(What needs to be done) Copy out the data below as written; omit any images.

====== Data rows ======

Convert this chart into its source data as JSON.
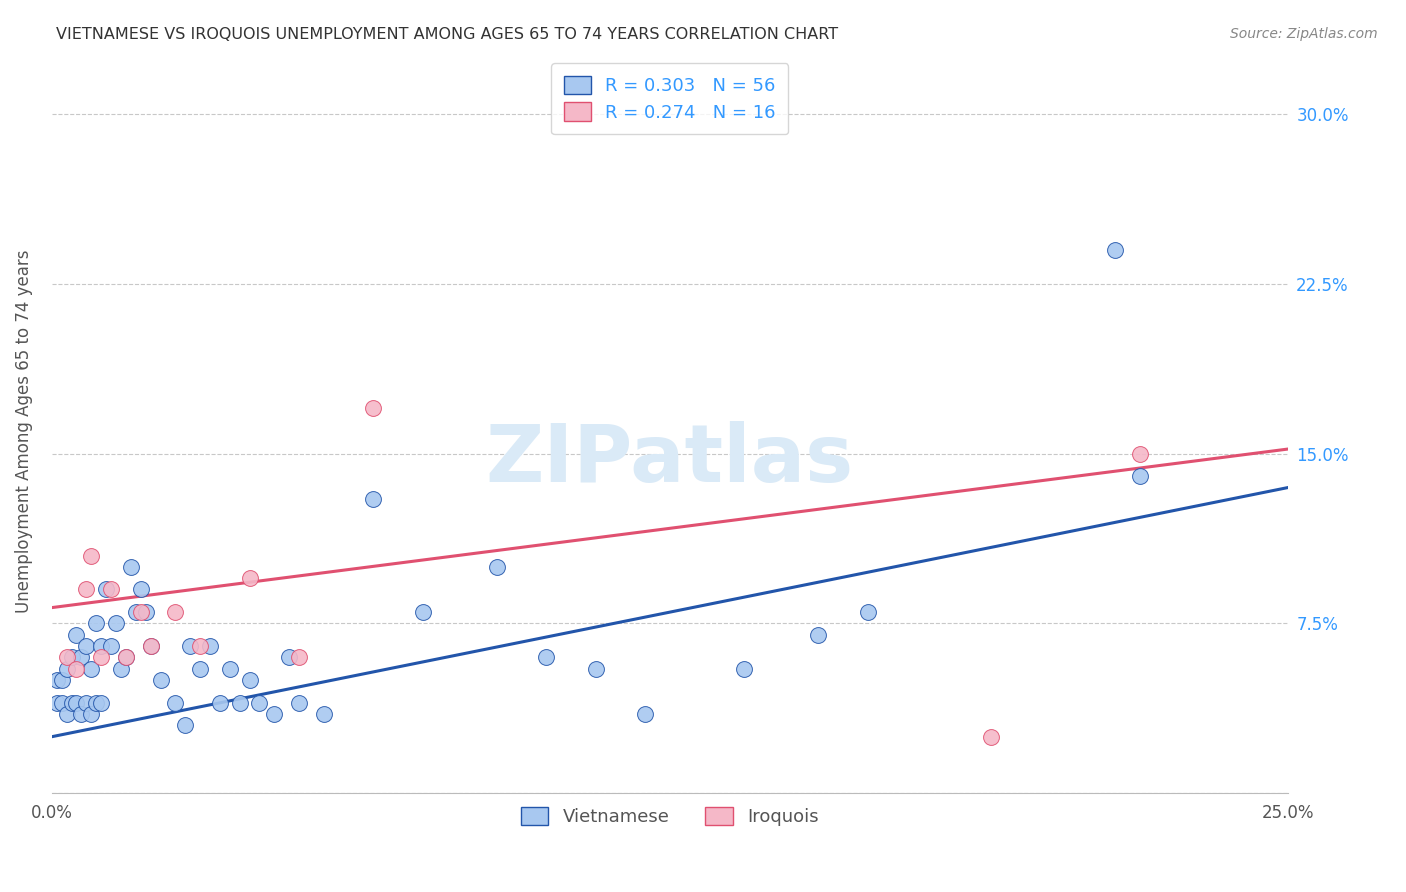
{
  "title": "VIETNAMESE VS IROQUOIS UNEMPLOYMENT AMONG AGES 65 TO 74 YEARS CORRELATION CHART",
  "source": "Source: ZipAtlas.com",
  "ylabel": "Unemployment Among Ages 65 to 74 years",
  "xlim": [
    0.0,
    0.25
  ],
  "ylim": [
    0.0,
    0.32
  ],
  "background_color": "#ffffff",
  "grid_color": "#c8c8c8",
  "watermark_text": "ZIPatlas",
  "watermark_color": "#daeaf7",
  "vietnamese_R": 0.303,
  "vietnamese_N": 56,
  "iroquois_R": 0.274,
  "iroquois_N": 16,
  "vietnamese_color": "#a8c8f0",
  "iroquois_color": "#f5b8c8",
  "vietnamese_line_color": "#2255aa",
  "iroquois_line_color": "#e05070",
  "legend_text_color": "#3399ff",
  "legend_N_color": "#003399",
  "vietnamese_x": [
    0.001,
    0.001,
    0.002,
    0.002,
    0.003,
    0.003,
    0.004,
    0.004,
    0.005,
    0.005,
    0.006,
    0.006,
    0.007,
    0.007,
    0.008,
    0.008,
    0.009,
    0.009,
    0.01,
    0.01,
    0.011,
    0.012,
    0.013,
    0.014,
    0.015,
    0.016,
    0.017,
    0.018,
    0.019,
    0.02,
    0.022,
    0.025,
    0.027,
    0.028,
    0.03,
    0.032,
    0.034,
    0.036,
    0.038,
    0.04,
    0.042,
    0.045,
    0.048,
    0.05,
    0.055,
    0.065,
    0.075,
    0.09,
    0.1,
    0.11,
    0.12,
    0.14,
    0.155,
    0.165,
    0.215,
    0.22
  ],
  "vietnamese_y": [
    0.04,
    0.05,
    0.04,
    0.05,
    0.035,
    0.055,
    0.04,
    0.06,
    0.04,
    0.07,
    0.035,
    0.06,
    0.04,
    0.065,
    0.035,
    0.055,
    0.04,
    0.075,
    0.04,
    0.065,
    0.09,
    0.065,
    0.075,
    0.055,
    0.06,
    0.1,
    0.08,
    0.09,
    0.08,
    0.065,
    0.05,
    0.04,
    0.03,
    0.065,
    0.055,
    0.065,
    0.04,
    0.055,
    0.04,
    0.05,
    0.04,
    0.035,
    0.06,
    0.04,
    0.035,
    0.13,
    0.08,
    0.1,
    0.06,
    0.055,
    0.035,
    0.055,
    0.07,
    0.08,
    0.24,
    0.14
  ],
  "iroquois_x": [
    0.003,
    0.005,
    0.007,
    0.008,
    0.01,
    0.012,
    0.015,
    0.018,
    0.02,
    0.025,
    0.03,
    0.04,
    0.05,
    0.065,
    0.19,
    0.22
  ],
  "iroquois_y": [
    0.06,
    0.055,
    0.09,
    0.105,
    0.06,
    0.09,
    0.06,
    0.08,
    0.065,
    0.08,
    0.065,
    0.095,
    0.06,
    0.17,
    0.025,
    0.15
  ],
  "viet_line_x0": 0.0,
  "viet_line_y0": 0.025,
  "viet_line_x1": 0.25,
  "viet_line_y1": 0.135,
  "iro_line_x0": 0.0,
  "iro_line_y0": 0.082,
  "iro_line_x1": 0.25,
  "iro_line_y1": 0.152
}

======

(Reply to the exercise)
Convert this chart into its source data as JSON.
{
  "title": "VIETNAMESE VS IROQUOIS UNEMPLOYMENT AMONG AGES 65 TO 74 YEARS CORRELATION CHART",
  "source": "Source: ZipAtlas.com",
  "ylabel": "Unemployment Among Ages 65 to 74 years",
  "xlim": [
    0.0,
    0.25
  ],
  "ylim": [
    0.0,
    0.32
  ],
  "background_color": "#ffffff",
  "grid_color": "#c8c8c8",
  "watermark_text": "ZIPatlas",
  "watermark_color": "#daeaf7",
  "vietnamese_R": 0.303,
  "vietnamese_N": 56,
  "iroquois_R": 0.274,
  "iroquois_N": 16,
  "vietnamese_color": "#a8c8f0",
  "iroquois_color": "#f5b8c8",
  "vietnamese_line_color": "#2255aa",
  "iroquois_line_color": "#e05070",
  "legend_text_color": "#3399ff",
  "legend_N_color": "#003399",
  "vietnamese_x": [
    0.001,
    0.001,
    0.002,
    0.002,
    0.003,
    0.003,
    0.004,
    0.004,
    0.005,
    0.005,
    0.006,
    0.006,
    0.007,
    0.007,
    0.008,
    0.008,
    0.009,
    0.009,
    0.01,
    0.01,
    0.011,
    0.012,
    0.013,
    0.014,
    0.015,
    0.016,
    0.017,
    0.018,
    0.019,
    0.02,
    0.022,
    0.025,
    0.027,
    0.028,
    0.03,
    0.032,
    0.034,
    0.036,
    0.038,
    0.04,
    0.042,
    0.045,
    0.048,
    0.05,
    0.055,
    0.065,
    0.075,
    0.09,
    0.1,
    0.11,
    0.12,
    0.14,
    0.155,
    0.165,
    0.215,
    0.22
  ],
  "vietnamese_y": [
    0.04,
    0.05,
    0.04,
    0.05,
    0.035,
    0.055,
    0.04,
    0.06,
    0.04,
    0.07,
    0.035,
    0.06,
    0.04,
    0.065,
    0.035,
    0.055,
    0.04,
    0.075,
    0.04,
    0.065,
    0.09,
    0.065,
    0.075,
    0.055,
    0.06,
    0.1,
    0.08,
    0.09,
    0.08,
    0.065,
    0.05,
    0.04,
    0.03,
    0.065,
    0.055,
    0.065,
    0.04,
    0.055,
    0.04,
    0.05,
    0.04,
    0.035,
    0.06,
    0.04,
    0.035,
    0.13,
    0.08,
    0.1,
    0.06,
    0.055,
    0.035,
    0.055,
    0.07,
    0.08,
    0.24,
    0.14
  ],
  "iroquois_x": [
    0.003,
    0.005,
    0.007,
    0.008,
    0.01,
    0.012,
    0.015,
    0.018,
    0.02,
    0.025,
    0.03,
    0.04,
    0.05,
    0.065,
    0.19,
    0.22
  ],
  "iroquois_y": [
    0.06,
    0.055,
    0.09,
    0.105,
    0.06,
    0.09,
    0.06,
    0.08,
    0.065,
    0.08,
    0.065,
    0.095,
    0.06,
    0.17,
    0.025,
    0.15
  ],
  "viet_line_x0": 0.0,
  "viet_line_y0": 0.025,
  "viet_line_x1": 0.25,
  "viet_line_y1": 0.135,
  "iro_line_x0": 0.0,
  "iro_line_y0": 0.082,
  "iro_line_x1": 0.25,
  "iro_line_y1": 0.152
}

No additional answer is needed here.